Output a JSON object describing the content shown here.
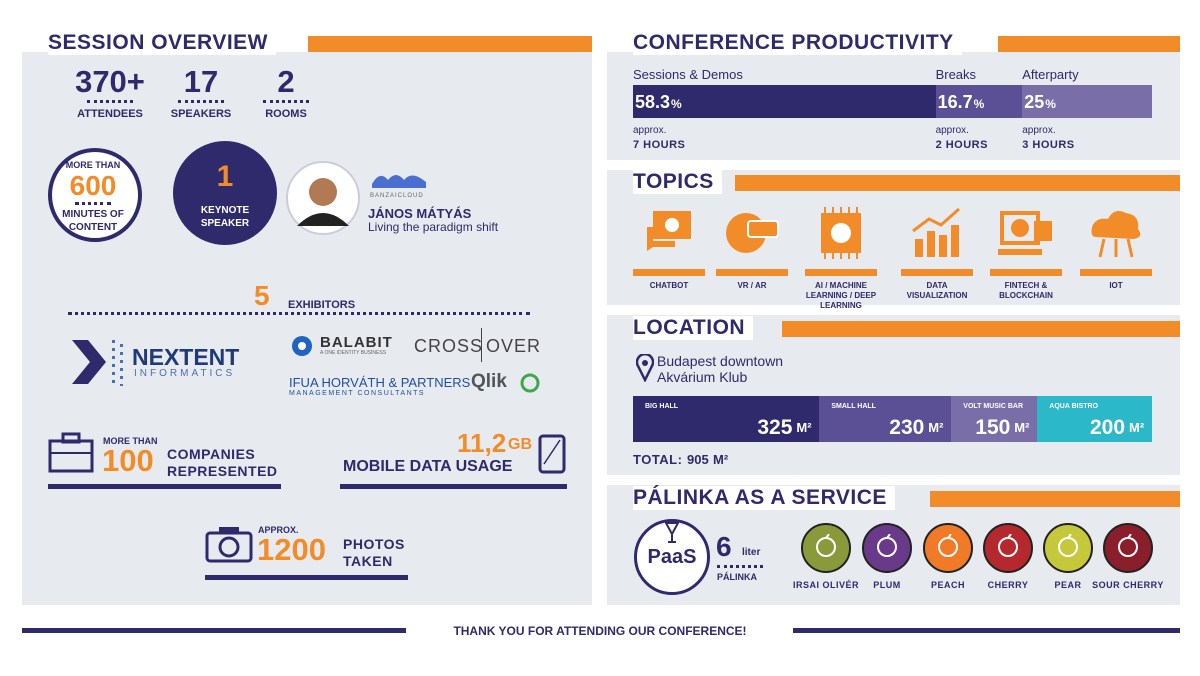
{
  "session_overview": {
    "title": "SESSION OVERVIEW",
    "stats": [
      {
        "value": "370+",
        "label": "ATTENDEES"
      },
      {
        "value": "17",
        "label": "SPEAKERS"
      },
      {
        "value": "2",
        "label": "ROOMS"
      }
    ],
    "content": {
      "prefix": "MORE THAN",
      "value": "600",
      "label": "MINUTES OF CONTENT"
    },
    "keynote": {
      "value": "1",
      "label": "KEYNOTE SPEAKER"
    },
    "speaker": {
      "company": "BANZAICLOUD",
      "name": "JÁNOS MÁTYÁS",
      "talk": "Living the paradigm shift"
    },
    "exhibitors": {
      "value": "5",
      "label": "EXHIBITORS"
    },
    "logos": {
      "nextent": "NEXTENT",
      "nextent_sub": "INFORMATICS",
      "balabit": "BALABIT",
      "balabit_sub": "A ONE IDENTITY BUSINESS",
      "crossover_a": "CROSS",
      "crossover_b": "OVER",
      "ifua": "IFUA HORVÁTH & PARTNERS",
      "ifua_sub": "MANAGEMENT CONSULTANTS",
      "qlik": "Qlik"
    },
    "companies": {
      "prefix": "MORE THAN",
      "value": "100",
      "label": "COMPANIES REPRESENTED"
    },
    "mobile": {
      "value": "11,2",
      "unit": "GB",
      "label": "MOBILE DATA USAGE"
    },
    "photos": {
      "prefix": "Approx.",
      "value": "1200",
      "label": "PHOTOS TAKEN"
    }
  },
  "productivity": {
    "title": "CONFERENCE PRODUCTIVITY",
    "segments": [
      {
        "name": "Sessions & Demos",
        "value": 58.3,
        "unit": "%",
        "approx": "approx.",
        "duration": "7 HOURS",
        "color": "#2e2a6b"
      },
      {
        "name": "Breaks",
        "value": 16.7,
        "unit": "%",
        "approx": "approx.",
        "duration": "2 HOURS",
        "color": "#5b4f95"
      },
      {
        "name": "Afterparty",
        "value": 25,
        "unit": "%",
        "approx": "approx.",
        "duration": "3 HOURS",
        "color": "#7a6ea8"
      }
    ]
  },
  "topics": {
    "title": "TOPICS",
    "items": [
      "CHATBOT",
      "VR / AR",
      "AI / MACHINE LEARNING / DEEP LEARNING",
      "DATA VISUALIZATION",
      "FINTECH & BLOCKCHAIN",
      "IOT"
    ]
  },
  "location": {
    "title": "LOCATION",
    "address": [
      "Budapest downtown",
      "Akvárium Klub"
    ],
    "halls": [
      {
        "name": "BIG HALL",
        "area": 325,
        "unit": "M²",
        "color": "#2e2a6b"
      },
      {
        "name": "SMALL HALL",
        "area": 230,
        "unit": "M²",
        "color": "#5b4f95"
      },
      {
        "name": "VOLT MUSIC BAR",
        "area": 150,
        "unit": "M²",
        "color": "#7a6ea8"
      },
      {
        "name": "AQUA BISTRO",
        "area": 200,
        "unit": "M²",
        "color": "#2bb8c9"
      }
    ],
    "total_label": "TOTAL:",
    "total": 905,
    "total_unit": "M²"
  },
  "palinka": {
    "title": "PÁLINKA AS A SERVICE",
    "badge": "PaaS",
    "amount": "6",
    "amount_unit": "liter",
    "amount_label": "PÁLINKA",
    "flavors": [
      {
        "name": "IRSAI OLIVÉR",
        "color": "#8a9a3a"
      },
      {
        "name": "PLUM",
        "color": "#6a3a8a"
      },
      {
        "name": "PEACH",
        "color": "#f07a28"
      },
      {
        "name": "CHERRY",
        "color": "#b5282e"
      },
      {
        "name": "PEAR",
        "color": "#c5c83a"
      },
      {
        "name": "SOUR CHERRY",
        "color": "#8a1e2a"
      }
    ]
  },
  "footer": "THANK YOU FOR ATTENDING OUR CONFERENCE!"
}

GOAL OF THE EXERCISE: List each line in the listing that contains the string "duration".

FINISHED EXERCISE:
        "duration": "7 HOURS",
        "duration": "2 HOURS",
        "duration": "3 HOURS",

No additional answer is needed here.